Short task: Copy out the records below, replacing each occurrence of "onigiri-icon" with "rice-ball-icon" and keeping every other character the same.

Available records:
BEGIN

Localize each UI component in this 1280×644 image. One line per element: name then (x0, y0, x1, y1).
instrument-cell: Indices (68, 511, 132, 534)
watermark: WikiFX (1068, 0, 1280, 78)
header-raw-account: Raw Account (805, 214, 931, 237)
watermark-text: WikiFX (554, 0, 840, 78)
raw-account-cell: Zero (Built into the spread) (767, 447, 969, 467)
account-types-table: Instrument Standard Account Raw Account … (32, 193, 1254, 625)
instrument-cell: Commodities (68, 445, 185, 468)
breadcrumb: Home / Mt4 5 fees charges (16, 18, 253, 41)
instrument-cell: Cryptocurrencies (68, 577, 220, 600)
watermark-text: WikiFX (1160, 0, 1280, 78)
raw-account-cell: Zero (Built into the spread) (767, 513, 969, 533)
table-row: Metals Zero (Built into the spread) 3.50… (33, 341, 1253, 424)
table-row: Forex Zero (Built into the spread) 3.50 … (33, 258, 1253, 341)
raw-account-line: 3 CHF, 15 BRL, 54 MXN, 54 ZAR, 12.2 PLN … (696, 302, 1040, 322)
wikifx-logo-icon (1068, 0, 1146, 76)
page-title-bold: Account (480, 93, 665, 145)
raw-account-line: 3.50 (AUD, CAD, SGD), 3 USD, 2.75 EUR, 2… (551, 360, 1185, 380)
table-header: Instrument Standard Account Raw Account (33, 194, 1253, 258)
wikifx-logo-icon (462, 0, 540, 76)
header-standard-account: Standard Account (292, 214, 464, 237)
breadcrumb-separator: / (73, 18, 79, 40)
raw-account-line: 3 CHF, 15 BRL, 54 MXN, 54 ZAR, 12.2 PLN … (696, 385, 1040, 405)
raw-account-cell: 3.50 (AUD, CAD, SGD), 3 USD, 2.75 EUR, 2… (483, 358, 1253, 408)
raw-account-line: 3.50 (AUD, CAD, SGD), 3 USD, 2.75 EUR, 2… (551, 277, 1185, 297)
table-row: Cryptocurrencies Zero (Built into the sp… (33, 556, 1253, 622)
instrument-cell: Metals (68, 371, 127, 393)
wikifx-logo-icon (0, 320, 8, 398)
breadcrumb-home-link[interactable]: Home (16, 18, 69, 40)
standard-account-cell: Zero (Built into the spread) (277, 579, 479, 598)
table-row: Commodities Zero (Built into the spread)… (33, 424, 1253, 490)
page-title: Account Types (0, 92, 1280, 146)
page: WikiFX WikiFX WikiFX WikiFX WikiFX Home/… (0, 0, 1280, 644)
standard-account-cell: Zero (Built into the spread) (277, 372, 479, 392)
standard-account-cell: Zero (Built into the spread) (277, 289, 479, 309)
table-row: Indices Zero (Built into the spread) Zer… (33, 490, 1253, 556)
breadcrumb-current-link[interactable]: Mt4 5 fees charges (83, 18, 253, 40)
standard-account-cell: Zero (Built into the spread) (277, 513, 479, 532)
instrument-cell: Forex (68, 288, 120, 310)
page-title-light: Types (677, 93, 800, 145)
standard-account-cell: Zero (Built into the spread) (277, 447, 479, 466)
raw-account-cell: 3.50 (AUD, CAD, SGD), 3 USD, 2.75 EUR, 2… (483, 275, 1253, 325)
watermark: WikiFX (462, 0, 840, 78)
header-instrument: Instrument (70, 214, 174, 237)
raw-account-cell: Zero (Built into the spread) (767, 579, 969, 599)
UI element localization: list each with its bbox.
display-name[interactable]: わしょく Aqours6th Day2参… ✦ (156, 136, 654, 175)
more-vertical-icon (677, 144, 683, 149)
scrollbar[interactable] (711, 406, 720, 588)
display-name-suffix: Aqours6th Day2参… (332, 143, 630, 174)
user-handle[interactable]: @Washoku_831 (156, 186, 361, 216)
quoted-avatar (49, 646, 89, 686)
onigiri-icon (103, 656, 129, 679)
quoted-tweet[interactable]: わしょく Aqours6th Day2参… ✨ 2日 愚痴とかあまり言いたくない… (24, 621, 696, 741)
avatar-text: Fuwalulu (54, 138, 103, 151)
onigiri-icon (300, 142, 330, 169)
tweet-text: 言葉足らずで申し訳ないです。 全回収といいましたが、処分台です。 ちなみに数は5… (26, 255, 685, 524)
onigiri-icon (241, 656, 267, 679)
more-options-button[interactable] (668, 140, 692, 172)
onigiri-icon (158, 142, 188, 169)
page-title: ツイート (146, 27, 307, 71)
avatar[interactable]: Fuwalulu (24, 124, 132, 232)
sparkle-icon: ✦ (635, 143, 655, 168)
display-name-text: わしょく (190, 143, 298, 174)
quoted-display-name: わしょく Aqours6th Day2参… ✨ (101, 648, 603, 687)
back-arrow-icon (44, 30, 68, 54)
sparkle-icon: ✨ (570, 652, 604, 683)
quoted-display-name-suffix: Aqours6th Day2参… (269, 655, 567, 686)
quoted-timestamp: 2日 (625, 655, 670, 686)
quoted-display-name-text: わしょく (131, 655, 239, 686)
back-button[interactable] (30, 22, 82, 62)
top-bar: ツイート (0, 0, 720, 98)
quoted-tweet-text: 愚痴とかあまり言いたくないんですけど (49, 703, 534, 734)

END

Answer to this task:
Localize each UI component in this 1280×644 image. One line per element: name then (x0, y0, x1, y1).
instrument-cell: Indices (68, 511, 132, 534)
watermark: WikiFX (1068, 0, 1280, 78)
header-raw-account: Raw Account (805, 214, 931, 237)
watermark-text: WikiFX (554, 0, 840, 78)
raw-account-cell: Zero (Built into the spread) (767, 447, 969, 467)
account-types-table: Instrument Standard Account Raw Account … (32, 193, 1254, 625)
instrument-cell: Commodities (68, 445, 185, 468)
breadcrumb: Home / Mt4 5 fees charges (16, 18, 253, 41)
instrument-cell: Cryptocurrencies (68, 577, 220, 600)
watermark-text: WikiFX (1160, 0, 1280, 78)
raw-account-cell: Zero (Built into the spread) (767, 513, 969, 533)
table-row: Metals Zero (Built into the spread) 3.50… (33, 341, 1253, 424)
table-row: Forex Zero (Built into the spread) 3.50 … (33, 258, 1253, 341)
raw-account-line: 3 CHF, 15 BRL, 54 MXN, 54 ZAR, 12.2 PLN … (696, 302, 1040, 322)
wikifx-logo-icon (1068, 0, 1146, 76)
page-title-bold: Account (480, 93, 665, 145)
raw-account-line: 3.50 (AUD, CAD, SGD), 3 USD, 2.75 EUR, 2… (551, 360, 1185, 380)
table-header: Instrument Standard Account Raw Account (33, 194, 1253, 258)
wikifx-logo-icon (462, 0, 540, 76)
header-standard-account: Standard Account (292, 214, 464, 237)
breadcrumb-separator: / (73, 18, 79, 40)
raw-account-line: 3 CHF, 15 BRL, 54 MXN, 54 ZAR, 12.2 PLN … (696, 385, 1040, 405)
raw-account-cell: 3.50 (AUD, CAD, SGD), 3 USD, 2.75 EUR, 2… (483, 358, 1253, 408)
raw-account-line: 3.50 (AUD, CAD, SGD), 3 USD, 2.75 EUR, 2… (551, 277, 1185, 297)
table-row: Cryptocurrencies Zero (Built into the sp… (33, 556, 1253, 622)
instrument-cell: Metals (68, 371, 127, 393)
wikifx-logo-icon (0, 320, 8, 398)
breadcrumb-home-link[interactable]: Home (16, 18, 69, 40)
standard-account-cell: Zero (Built into the spread) (277, 579, 479, 598)
table-row: Commodities Zero (Built into the spread)… (33, 424, 1253, 490)
page-title: Account Types (0, 92, 1280, 146)
page: WikiFX WikiFX WikiFX WikiFX WikiFX Home/… (0, 0, 1280, 644)
standard-account-cell: Zero (Built into the spread) (277, 372, 479, 392)
standard-account-cell: Zero (Built into the spread) (277, 289, 479, 309)
table-row: Indices Zero (Built into the spread) Zer… (33, 490, 1253, 556)
breadcrumb-current-link[interactable]: Mt4 5 fees charges (83, 18, 253, 40)
standard-account-cell: Zero (Built into the spread) (277, 513, 479, 532)
instrument-cell: Forex (68, 288, 120, 310)
page-title-light: Types (677, 93, 800, 145)
standard-account-cell: Zero (Built into the spread) (277, 447, 479, 466)
raw-account-cell: 3.50 (AUD, CAD, SGD), 3 USD, 2.75 EUR, 2… (483, 275, 1253, 325)
watermark: WikiFX (462, 0, 840, 78)
header-instrument: Instrument (70, 214, 174, 237)
raw-account-cell: Zero (Built into the spread) (767, 579, 969, 599)
UI element localization: list each with its bbox.
display-name[interactable]: わしょく Aqours6th Day2参… ✦ (156, 136, 654, 175)
more-vertical-icon (677, 144, 683, 149)
scrollbar[interactable] (711, 406, 720, 588)
display-name-suffix: Aqours6th Day2参… (332, 143, 630, 174)
user-handle[interactable]: @Washoku_831 (156, 186, 361, 216)
quoted-avatar (49, 646, 89, 686)
rice-ball-icon (103, 656, 129, 679)
quoted-tweet[interactable]: わしょく Aqours6th Day2参… ✨ 2日 愚痴とかあまり言いたくない… (24, 621, 696, 741)
avatar-text: Fuwalulu (54, 138, 103, 151)
rice-ball-icon (300, 142, 330, 169)
tweet-text: 言葉足らずで申し訳ないです。 全回収といいましたが、処分台です。 ちなみに数は5… (26, 255, 685, 524)
rice-ball-icon (241, 656, 267, 679)
more-options-button[interactable] (668, 140, 692, 172)
rice-ball-icon (158, 142, 188, 169)
page-title: ツイート (146, 27, 307, 71)
avatar[interactable]: Fuwalulu (24, 124, 132, 232)
sparkle-icon: ✦ (635, 143, 655, 168)
display-name-text: わしょく (190, 143, 298, 174)
quoted-display-name: わしょく Aqours6th Day2参… ✨ (101, 648, 603, 687)
back-arrow-icon (44, 30, 68, 54)
sparkle-icon: ✨ (570, 652, 604, 683)
quoted-display-name-suffix: Aqours6th Day2参… (269, 655, 567, 686)
quoted-timestamp: 2日 (625, 655, 670, 686)
quoted-display-name-text: わしょく (131, 655, 239, 686)
back-button[interactable] (30, 22, 82, 62)
top-bar: ツイート (0, 0, 720, 98)
quoted-tweet-text: 愚痴とかあまり言いたくないんですけど (49, 703, 534, 734)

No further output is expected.